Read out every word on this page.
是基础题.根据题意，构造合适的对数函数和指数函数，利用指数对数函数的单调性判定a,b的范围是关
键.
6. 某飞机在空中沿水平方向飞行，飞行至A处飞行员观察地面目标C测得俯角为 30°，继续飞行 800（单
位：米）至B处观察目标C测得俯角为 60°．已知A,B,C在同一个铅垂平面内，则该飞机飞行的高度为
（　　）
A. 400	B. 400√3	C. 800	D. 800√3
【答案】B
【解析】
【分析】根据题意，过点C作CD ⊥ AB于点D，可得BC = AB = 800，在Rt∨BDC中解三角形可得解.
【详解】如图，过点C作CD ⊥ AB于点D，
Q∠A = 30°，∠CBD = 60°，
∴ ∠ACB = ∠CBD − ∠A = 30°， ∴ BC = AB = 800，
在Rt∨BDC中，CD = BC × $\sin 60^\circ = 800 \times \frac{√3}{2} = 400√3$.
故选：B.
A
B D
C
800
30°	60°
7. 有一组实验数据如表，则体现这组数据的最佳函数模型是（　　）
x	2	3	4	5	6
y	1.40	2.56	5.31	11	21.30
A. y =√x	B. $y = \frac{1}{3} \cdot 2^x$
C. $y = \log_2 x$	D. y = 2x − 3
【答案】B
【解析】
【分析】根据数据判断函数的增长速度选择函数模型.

|---|

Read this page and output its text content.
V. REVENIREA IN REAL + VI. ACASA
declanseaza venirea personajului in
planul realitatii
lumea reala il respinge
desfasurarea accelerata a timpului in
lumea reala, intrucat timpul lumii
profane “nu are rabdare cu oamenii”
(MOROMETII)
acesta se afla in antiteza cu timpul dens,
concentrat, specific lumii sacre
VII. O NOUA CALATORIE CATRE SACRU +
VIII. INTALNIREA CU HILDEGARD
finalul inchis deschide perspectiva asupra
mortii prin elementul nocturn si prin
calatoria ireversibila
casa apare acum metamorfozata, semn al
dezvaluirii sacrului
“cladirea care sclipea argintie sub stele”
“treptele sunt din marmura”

|---|

→ INSTRUCTION: For each line in the data above that contains the string "Read", extract the line.

→ SOLUTION FOR THIS TASK:
Read out every word on this page.
Read this page and output its text content.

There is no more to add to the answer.